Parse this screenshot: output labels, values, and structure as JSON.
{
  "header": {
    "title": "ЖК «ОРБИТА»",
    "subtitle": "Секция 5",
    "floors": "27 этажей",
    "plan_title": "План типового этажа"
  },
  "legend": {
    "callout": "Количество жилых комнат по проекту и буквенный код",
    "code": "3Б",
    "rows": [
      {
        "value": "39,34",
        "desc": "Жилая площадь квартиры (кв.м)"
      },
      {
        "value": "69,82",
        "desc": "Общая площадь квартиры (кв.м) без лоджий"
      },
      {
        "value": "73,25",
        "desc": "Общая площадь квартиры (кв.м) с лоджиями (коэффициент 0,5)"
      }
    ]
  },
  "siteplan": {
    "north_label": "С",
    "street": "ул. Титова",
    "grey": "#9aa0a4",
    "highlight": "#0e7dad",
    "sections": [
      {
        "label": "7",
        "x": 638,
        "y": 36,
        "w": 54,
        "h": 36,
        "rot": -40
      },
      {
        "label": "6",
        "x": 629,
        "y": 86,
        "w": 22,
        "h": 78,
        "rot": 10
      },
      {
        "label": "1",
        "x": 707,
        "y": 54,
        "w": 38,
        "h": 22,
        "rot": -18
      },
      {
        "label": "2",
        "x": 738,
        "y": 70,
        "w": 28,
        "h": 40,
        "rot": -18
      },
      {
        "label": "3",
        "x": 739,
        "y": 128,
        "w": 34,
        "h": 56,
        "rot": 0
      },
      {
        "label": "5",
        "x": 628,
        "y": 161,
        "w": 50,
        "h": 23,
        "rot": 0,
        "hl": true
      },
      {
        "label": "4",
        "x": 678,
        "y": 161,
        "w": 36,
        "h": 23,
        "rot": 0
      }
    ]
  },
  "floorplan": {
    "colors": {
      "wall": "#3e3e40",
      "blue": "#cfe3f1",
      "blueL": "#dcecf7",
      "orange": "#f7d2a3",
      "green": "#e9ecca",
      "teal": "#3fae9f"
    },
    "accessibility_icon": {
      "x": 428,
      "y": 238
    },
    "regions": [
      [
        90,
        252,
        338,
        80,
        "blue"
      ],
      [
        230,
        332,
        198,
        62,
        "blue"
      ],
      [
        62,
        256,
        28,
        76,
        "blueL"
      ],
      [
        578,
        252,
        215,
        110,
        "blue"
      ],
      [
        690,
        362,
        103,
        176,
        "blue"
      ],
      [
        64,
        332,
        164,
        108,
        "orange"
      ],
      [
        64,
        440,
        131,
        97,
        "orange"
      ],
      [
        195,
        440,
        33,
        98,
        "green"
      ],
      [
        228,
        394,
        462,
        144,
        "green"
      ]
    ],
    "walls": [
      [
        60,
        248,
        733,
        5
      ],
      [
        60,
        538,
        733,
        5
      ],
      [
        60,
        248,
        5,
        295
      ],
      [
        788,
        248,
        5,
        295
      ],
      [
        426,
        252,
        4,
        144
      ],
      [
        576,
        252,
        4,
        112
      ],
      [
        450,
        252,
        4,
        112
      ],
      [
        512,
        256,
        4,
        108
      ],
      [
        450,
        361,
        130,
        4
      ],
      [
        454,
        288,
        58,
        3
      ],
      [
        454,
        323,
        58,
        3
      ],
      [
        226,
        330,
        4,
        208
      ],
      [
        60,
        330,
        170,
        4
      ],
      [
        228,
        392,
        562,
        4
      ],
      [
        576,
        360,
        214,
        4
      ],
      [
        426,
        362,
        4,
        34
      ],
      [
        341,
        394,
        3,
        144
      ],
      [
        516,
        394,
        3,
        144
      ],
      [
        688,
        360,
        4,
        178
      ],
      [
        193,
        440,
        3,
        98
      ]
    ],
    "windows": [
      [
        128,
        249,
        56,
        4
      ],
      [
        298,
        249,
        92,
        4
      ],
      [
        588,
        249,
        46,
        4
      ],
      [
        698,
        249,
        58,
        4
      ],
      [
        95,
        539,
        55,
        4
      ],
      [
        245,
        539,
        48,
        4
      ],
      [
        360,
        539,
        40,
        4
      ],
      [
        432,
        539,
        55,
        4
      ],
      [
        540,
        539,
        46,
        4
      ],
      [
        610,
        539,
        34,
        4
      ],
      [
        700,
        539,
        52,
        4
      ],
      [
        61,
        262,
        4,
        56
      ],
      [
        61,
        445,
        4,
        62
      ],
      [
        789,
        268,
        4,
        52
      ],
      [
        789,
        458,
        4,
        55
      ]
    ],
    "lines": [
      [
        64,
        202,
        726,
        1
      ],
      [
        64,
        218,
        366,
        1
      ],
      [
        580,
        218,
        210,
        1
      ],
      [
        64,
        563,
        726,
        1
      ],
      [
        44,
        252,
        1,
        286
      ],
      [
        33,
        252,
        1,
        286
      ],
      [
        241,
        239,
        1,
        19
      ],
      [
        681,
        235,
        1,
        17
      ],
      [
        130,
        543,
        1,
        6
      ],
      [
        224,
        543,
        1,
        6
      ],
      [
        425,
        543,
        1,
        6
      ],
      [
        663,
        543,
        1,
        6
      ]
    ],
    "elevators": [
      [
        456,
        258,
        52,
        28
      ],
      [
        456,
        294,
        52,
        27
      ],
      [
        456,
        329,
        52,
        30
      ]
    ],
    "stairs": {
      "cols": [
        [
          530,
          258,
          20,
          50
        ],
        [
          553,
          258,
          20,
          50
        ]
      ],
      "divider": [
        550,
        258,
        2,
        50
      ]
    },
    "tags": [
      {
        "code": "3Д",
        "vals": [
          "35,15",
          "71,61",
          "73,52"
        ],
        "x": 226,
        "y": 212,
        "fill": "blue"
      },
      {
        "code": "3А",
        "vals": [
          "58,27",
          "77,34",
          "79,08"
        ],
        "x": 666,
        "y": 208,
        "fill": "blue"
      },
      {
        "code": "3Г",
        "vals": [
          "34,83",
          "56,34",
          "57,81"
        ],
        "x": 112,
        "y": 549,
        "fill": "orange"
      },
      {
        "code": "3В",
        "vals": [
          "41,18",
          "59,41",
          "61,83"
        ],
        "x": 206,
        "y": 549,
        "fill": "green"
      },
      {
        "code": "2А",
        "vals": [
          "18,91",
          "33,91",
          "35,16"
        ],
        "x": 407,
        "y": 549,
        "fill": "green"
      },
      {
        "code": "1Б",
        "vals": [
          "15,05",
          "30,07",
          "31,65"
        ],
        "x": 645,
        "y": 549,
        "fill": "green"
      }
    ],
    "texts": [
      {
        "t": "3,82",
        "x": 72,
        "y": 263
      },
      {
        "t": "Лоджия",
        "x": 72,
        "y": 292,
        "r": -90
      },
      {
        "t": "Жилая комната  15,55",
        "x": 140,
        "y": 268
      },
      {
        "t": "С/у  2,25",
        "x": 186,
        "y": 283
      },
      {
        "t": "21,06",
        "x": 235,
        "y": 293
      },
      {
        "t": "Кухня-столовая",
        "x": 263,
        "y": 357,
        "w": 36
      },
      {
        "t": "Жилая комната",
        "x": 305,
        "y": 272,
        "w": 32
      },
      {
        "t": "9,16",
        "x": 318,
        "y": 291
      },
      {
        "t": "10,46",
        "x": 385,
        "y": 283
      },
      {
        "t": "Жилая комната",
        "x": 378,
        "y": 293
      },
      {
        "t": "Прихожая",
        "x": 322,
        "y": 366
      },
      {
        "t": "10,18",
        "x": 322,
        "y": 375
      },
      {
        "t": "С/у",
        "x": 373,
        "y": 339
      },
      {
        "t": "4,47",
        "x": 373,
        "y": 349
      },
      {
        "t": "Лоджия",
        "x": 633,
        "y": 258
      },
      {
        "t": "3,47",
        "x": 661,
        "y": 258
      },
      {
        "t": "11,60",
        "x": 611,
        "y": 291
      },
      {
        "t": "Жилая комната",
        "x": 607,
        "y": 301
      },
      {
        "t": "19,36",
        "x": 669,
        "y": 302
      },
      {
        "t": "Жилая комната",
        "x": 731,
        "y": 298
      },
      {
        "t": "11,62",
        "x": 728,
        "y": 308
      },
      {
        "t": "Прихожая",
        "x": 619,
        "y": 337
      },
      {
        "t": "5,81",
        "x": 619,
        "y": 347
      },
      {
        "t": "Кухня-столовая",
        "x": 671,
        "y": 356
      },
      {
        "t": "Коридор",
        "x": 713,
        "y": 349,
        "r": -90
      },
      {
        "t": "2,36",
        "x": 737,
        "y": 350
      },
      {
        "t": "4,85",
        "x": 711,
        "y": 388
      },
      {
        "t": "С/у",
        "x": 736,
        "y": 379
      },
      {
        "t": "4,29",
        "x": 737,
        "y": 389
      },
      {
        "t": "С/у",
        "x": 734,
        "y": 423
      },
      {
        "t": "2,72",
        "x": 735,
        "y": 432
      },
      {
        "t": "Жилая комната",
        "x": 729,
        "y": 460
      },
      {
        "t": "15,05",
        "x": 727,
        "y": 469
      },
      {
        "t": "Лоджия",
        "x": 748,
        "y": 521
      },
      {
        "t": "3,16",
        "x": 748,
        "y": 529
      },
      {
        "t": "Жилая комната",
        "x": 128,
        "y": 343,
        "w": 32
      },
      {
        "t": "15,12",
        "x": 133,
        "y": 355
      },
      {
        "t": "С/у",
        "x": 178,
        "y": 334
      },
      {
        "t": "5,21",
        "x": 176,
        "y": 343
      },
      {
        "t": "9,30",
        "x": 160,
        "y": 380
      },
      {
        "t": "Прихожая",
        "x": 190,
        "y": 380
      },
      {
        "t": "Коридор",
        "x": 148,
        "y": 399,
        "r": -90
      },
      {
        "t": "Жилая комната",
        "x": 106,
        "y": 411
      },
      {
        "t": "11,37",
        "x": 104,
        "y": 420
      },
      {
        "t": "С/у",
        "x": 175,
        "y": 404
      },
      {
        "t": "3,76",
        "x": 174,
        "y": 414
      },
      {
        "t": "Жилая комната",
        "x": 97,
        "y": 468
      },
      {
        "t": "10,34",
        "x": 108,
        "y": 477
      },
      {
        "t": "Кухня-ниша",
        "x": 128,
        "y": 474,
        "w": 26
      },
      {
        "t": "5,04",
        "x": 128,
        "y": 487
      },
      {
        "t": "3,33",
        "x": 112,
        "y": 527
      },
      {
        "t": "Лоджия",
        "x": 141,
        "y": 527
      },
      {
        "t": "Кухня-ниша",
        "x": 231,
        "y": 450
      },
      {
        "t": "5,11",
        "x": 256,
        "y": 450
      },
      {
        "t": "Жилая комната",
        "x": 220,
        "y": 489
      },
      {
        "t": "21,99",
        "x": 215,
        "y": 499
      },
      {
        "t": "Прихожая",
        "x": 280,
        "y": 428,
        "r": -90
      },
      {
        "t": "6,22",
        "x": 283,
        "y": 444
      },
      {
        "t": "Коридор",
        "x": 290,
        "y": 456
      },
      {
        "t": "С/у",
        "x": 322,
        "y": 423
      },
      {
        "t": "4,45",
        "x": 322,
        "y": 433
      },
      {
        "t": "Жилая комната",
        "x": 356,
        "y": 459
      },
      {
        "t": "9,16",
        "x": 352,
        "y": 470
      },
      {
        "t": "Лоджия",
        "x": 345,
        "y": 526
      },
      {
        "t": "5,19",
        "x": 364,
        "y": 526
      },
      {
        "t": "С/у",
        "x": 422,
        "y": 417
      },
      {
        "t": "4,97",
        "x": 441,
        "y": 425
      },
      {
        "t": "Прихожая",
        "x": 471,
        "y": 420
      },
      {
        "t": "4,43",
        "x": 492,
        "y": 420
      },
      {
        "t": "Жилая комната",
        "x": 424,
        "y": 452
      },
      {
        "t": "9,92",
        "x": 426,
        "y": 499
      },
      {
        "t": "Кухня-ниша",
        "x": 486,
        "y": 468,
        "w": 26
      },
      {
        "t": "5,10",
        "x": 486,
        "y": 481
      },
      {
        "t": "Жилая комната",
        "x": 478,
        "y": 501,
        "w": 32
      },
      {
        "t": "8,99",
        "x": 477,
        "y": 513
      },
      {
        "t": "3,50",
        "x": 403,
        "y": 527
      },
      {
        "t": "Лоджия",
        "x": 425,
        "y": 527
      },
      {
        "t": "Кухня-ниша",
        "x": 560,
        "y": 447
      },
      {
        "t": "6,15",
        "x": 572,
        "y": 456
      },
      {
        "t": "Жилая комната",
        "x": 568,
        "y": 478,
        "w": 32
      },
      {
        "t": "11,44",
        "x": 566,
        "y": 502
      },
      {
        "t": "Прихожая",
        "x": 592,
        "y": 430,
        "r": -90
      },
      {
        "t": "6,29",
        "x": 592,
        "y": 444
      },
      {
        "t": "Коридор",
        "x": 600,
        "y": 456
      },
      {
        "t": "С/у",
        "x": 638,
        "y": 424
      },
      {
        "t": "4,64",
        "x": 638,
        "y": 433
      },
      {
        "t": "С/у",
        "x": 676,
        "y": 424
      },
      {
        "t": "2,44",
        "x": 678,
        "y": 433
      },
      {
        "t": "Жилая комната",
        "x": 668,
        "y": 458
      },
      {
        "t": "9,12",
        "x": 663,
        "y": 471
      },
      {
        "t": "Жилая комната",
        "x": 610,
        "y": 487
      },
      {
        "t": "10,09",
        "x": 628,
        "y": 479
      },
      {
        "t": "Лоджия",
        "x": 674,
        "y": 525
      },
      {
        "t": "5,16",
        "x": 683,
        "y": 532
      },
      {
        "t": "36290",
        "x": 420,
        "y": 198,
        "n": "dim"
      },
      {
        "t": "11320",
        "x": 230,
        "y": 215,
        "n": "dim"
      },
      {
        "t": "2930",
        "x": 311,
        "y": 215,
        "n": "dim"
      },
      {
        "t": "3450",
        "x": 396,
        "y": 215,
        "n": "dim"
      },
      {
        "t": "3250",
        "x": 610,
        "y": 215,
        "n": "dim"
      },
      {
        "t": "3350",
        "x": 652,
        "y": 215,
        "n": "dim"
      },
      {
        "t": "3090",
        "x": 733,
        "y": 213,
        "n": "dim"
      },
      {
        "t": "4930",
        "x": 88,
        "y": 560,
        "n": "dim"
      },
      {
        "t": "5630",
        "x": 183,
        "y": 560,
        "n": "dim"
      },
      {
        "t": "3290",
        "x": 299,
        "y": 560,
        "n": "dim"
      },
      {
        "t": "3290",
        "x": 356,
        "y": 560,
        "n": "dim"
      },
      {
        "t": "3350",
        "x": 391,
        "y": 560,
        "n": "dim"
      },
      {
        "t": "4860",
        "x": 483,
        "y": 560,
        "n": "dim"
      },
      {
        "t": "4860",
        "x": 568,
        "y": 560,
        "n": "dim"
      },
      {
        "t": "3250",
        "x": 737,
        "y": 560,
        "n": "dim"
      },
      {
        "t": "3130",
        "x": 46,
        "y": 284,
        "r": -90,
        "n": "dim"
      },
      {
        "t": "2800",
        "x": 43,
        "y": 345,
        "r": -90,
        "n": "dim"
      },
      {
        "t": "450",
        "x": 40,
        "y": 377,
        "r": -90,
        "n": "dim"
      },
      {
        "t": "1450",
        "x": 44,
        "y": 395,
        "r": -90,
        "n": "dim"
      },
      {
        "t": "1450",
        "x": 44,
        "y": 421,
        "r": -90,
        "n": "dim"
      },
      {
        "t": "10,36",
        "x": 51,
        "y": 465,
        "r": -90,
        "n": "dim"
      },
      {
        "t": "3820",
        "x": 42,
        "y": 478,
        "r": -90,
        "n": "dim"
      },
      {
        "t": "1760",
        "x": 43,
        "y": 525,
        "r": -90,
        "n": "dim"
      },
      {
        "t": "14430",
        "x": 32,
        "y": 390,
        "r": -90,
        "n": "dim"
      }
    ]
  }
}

**What to do:**
Give the number of lines containing the word "orange". No other answer is needed.

**Finished exercise:**
4